Material provided:

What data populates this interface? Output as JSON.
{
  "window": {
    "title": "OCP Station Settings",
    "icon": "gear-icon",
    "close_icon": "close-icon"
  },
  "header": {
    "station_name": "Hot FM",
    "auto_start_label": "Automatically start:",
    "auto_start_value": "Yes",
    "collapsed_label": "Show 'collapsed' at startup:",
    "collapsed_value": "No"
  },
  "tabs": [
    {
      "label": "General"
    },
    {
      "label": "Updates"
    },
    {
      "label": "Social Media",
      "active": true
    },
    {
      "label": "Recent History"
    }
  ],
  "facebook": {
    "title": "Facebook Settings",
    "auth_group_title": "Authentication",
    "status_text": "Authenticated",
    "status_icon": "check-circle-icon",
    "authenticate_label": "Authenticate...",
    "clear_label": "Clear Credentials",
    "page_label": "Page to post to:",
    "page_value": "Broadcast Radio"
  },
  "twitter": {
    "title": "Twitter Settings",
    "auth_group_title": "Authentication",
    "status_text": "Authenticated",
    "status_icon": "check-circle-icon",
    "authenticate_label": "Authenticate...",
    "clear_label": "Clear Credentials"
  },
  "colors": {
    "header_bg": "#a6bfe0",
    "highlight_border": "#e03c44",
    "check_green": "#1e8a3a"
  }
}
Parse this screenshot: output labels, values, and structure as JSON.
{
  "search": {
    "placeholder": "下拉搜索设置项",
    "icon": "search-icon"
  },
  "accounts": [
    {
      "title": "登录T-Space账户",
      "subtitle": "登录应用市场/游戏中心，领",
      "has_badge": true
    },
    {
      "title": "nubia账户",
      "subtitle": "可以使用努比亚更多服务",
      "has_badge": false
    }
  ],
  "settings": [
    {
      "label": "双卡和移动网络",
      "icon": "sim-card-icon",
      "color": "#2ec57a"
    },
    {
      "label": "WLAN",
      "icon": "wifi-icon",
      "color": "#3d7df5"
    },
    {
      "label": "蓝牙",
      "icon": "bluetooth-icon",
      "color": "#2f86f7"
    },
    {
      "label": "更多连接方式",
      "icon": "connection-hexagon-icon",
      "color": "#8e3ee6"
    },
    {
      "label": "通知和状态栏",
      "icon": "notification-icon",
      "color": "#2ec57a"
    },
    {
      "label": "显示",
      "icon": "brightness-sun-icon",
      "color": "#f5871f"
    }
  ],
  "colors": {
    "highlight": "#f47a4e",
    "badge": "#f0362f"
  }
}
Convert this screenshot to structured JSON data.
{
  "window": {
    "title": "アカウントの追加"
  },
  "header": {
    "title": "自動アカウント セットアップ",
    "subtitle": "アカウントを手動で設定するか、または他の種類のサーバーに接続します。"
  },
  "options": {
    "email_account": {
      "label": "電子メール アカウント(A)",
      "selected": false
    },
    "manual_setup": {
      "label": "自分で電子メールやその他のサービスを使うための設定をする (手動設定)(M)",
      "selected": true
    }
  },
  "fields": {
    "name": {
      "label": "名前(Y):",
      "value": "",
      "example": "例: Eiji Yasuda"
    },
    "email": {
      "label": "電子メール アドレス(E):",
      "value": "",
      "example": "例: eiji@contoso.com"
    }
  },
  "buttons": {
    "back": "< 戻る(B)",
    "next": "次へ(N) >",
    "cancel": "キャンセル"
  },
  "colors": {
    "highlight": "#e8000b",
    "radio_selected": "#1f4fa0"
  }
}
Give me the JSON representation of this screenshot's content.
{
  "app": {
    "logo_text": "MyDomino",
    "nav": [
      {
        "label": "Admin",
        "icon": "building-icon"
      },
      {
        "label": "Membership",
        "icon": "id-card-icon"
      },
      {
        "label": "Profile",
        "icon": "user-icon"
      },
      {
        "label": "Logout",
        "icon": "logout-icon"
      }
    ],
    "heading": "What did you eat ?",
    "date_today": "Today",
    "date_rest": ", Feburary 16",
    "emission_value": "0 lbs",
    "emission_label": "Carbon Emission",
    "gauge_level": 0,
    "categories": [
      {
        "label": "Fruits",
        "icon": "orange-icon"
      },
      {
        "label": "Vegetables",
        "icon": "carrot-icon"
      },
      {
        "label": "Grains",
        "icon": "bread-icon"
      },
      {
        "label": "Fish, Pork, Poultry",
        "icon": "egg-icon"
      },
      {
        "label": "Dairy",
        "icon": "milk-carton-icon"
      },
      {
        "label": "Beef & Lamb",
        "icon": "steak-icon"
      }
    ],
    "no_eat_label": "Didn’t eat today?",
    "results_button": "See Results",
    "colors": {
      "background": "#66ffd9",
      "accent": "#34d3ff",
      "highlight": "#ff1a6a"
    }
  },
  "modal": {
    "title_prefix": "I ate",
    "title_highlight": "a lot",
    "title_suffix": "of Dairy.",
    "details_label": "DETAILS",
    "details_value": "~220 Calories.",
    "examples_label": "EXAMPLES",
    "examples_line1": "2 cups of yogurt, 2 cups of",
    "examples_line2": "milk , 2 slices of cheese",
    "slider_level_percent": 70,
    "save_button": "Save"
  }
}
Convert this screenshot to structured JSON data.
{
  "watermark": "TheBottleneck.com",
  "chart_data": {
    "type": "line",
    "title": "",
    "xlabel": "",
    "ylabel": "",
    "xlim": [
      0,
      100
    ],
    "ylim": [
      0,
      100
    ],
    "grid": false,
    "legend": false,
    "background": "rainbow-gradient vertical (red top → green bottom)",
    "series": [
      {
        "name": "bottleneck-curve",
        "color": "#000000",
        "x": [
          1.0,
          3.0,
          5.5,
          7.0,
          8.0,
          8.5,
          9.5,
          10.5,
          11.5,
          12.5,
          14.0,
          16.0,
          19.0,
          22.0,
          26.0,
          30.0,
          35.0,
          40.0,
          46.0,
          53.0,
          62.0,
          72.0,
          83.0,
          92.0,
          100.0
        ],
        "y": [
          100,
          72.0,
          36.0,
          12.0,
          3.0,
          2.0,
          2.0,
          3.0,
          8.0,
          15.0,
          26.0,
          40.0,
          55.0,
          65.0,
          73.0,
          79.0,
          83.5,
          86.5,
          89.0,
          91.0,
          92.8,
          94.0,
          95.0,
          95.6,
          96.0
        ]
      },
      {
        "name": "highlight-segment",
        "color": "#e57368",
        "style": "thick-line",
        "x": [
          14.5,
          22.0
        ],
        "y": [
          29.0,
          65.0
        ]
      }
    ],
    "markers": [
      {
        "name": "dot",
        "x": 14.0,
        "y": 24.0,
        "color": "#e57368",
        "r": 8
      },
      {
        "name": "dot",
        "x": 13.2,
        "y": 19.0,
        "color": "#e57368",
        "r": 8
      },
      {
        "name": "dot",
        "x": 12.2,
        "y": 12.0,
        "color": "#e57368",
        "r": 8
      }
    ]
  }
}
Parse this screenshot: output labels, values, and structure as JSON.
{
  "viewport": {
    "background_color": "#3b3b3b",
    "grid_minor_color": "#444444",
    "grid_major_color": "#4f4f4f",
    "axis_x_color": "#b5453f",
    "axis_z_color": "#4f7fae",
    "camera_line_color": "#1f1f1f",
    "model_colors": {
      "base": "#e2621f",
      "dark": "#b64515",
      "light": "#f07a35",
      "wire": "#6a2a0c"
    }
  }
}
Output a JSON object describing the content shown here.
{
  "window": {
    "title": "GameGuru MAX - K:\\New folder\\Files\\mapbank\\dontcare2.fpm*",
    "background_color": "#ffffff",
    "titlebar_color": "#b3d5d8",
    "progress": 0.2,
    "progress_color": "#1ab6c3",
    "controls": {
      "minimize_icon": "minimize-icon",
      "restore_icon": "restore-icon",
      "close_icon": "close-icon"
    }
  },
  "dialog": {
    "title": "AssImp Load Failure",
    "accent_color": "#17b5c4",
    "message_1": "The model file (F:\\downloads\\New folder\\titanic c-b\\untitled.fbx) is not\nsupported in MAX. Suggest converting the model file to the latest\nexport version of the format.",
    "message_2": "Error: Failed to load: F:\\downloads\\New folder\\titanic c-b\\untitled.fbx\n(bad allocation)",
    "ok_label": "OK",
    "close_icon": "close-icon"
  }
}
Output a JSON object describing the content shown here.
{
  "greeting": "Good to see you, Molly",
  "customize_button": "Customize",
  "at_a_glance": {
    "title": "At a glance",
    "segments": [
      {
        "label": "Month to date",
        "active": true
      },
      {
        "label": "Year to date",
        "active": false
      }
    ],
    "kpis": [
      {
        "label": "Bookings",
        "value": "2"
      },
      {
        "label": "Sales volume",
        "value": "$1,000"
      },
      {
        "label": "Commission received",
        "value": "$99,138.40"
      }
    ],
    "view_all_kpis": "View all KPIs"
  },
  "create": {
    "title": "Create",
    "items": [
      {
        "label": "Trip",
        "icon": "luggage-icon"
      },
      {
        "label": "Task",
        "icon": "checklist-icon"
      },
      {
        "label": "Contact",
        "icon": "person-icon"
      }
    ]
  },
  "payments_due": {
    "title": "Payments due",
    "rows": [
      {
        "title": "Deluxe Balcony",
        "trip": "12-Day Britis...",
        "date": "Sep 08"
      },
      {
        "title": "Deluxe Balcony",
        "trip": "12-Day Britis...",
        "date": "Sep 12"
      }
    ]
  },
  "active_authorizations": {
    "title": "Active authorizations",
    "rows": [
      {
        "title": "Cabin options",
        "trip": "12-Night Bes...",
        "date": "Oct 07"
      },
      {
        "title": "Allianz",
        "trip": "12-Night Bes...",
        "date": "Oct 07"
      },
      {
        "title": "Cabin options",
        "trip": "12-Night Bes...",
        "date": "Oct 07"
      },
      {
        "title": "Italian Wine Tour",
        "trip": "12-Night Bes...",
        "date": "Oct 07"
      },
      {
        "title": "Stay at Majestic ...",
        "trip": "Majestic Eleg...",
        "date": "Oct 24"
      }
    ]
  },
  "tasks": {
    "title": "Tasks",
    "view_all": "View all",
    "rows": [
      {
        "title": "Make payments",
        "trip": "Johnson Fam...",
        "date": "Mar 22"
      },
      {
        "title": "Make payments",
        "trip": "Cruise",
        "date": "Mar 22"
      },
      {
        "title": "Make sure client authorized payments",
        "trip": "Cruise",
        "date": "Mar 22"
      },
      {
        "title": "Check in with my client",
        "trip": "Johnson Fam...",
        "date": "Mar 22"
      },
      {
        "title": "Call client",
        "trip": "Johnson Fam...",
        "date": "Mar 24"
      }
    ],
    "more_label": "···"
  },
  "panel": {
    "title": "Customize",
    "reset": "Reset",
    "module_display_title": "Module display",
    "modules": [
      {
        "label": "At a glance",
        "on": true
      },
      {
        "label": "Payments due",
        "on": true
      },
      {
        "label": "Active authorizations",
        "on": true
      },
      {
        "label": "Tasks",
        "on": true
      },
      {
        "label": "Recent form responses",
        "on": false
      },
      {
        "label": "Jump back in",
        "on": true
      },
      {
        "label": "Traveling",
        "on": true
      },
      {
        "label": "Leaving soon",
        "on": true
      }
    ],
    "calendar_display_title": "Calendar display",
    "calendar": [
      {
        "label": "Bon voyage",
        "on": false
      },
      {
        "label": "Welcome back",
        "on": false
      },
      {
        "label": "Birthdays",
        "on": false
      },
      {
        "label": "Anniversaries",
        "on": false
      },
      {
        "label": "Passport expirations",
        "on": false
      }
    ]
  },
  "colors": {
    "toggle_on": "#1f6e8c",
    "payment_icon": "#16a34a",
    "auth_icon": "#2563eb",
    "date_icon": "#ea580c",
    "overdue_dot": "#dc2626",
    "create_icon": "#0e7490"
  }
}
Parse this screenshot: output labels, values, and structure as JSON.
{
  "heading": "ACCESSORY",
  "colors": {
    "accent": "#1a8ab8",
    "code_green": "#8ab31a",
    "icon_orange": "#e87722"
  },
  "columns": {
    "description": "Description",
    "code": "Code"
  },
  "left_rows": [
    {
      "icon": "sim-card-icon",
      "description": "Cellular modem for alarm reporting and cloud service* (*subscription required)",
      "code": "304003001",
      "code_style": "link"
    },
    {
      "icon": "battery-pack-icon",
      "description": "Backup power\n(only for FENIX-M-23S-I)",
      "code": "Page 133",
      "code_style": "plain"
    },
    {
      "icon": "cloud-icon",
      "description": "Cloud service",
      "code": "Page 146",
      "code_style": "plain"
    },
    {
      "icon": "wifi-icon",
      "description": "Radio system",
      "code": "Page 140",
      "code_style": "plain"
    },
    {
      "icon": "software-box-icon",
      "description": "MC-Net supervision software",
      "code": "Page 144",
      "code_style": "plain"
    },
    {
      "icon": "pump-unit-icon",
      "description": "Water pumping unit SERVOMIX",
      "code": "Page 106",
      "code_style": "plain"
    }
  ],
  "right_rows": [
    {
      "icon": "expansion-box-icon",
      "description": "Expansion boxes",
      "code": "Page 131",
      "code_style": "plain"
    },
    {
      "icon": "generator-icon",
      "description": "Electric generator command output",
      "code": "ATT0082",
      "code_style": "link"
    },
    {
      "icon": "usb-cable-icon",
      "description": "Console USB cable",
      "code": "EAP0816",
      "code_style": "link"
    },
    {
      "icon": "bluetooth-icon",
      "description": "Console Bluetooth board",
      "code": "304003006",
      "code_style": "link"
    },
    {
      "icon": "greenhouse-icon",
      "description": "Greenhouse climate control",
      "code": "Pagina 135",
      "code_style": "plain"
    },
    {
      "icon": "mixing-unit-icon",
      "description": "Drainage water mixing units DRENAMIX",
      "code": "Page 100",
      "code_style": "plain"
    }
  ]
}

Task objective: Show every line above in which the word "Recent" occurs.

Correct answer:
      "label": "Recent History"
        "label": "Recent form responses",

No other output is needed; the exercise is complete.